O QUE FAZER = Transcreva sem qualquer alteração o trecho da listagem que se inicia na linha que contém "- post-body: Вика!" e se encerra na linha que contém "- comment-time[interactable]: вчера в 20:06: [47, 794, 116, 806]", com ambas incluídas.

LISTAGEM DA TAREFA =
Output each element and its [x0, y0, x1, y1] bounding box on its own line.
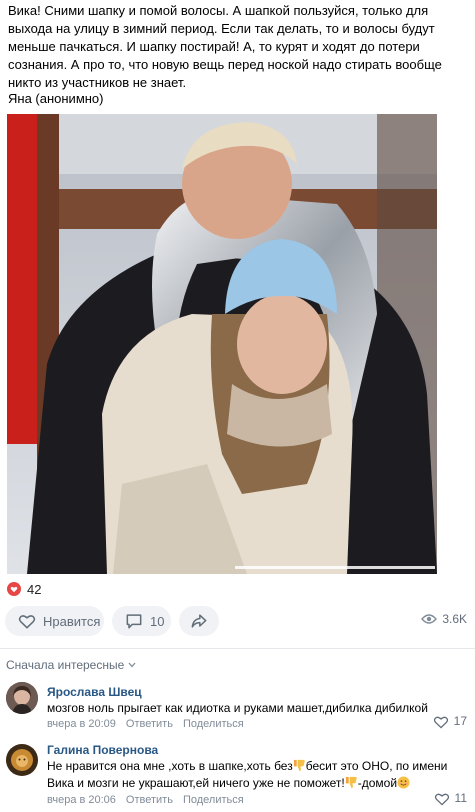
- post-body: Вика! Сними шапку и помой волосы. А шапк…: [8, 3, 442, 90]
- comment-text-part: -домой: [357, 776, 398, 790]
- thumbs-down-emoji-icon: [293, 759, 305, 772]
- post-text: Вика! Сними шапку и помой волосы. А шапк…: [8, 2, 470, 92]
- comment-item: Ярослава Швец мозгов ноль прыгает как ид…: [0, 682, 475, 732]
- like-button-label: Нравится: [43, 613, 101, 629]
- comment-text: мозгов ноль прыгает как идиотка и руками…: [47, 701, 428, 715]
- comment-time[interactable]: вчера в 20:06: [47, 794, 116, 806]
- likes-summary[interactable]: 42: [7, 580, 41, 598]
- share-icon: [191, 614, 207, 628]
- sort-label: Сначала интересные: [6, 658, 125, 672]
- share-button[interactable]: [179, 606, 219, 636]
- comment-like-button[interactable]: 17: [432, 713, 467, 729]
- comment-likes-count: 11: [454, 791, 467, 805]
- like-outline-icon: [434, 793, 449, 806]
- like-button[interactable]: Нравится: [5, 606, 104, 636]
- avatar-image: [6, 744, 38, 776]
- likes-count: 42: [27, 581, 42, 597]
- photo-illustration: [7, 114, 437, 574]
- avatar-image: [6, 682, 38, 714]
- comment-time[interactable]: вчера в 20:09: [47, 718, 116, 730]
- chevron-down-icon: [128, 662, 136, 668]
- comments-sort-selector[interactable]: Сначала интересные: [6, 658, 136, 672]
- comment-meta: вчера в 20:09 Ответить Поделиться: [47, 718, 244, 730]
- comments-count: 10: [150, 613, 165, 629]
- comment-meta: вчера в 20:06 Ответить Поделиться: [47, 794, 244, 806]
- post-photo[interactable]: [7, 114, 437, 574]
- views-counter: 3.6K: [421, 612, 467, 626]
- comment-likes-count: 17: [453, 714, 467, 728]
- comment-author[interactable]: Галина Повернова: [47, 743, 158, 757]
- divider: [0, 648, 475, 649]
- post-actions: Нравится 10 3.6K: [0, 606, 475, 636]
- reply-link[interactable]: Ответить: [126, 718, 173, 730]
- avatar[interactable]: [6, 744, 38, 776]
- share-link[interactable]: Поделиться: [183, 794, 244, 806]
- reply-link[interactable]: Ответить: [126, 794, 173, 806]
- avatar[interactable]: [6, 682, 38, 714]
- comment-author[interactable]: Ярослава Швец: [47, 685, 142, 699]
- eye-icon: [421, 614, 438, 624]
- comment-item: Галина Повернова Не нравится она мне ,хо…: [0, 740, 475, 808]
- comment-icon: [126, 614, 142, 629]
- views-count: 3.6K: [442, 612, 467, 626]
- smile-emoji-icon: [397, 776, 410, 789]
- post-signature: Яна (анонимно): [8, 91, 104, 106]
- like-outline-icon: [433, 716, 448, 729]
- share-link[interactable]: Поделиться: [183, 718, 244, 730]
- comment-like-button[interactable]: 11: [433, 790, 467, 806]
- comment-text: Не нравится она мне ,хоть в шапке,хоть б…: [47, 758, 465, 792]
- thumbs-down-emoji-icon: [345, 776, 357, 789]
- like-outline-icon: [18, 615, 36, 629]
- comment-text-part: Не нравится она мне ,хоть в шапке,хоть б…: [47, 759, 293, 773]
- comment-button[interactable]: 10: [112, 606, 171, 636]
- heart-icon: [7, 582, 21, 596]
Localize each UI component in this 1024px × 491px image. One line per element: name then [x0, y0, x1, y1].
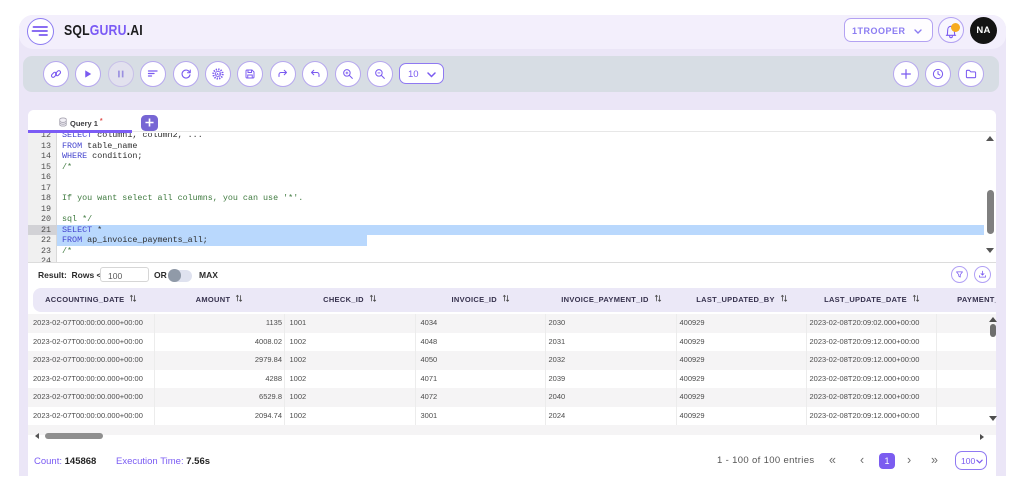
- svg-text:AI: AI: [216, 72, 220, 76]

RESPOSTA =
- post-body: Вика! Сними шапку и помой волосы. А шапк…: [8, 3, 442, 90]
- comment-text-part: -домой: [357, 776, 398, 790]
- thumbs-down-emoji-icon: [293, 759, 305, 772]
- post-text: Вика! Сними шапку и помой волосы. А шапк…: [8, 2, 470, 92]
- comment-item: Ярослава Швец мозгов ноль прыгает как ид…: [0, 682, 475, 732]
- like-button-label: Нравится: [43, 613, 101, 629]
- comment-text: мозгов ноль прыгает как идиотка и руками…: [47, 701, 428, 715]
- comment-time[interactable]: вчера в 20:06: [47, 794, 116, 806]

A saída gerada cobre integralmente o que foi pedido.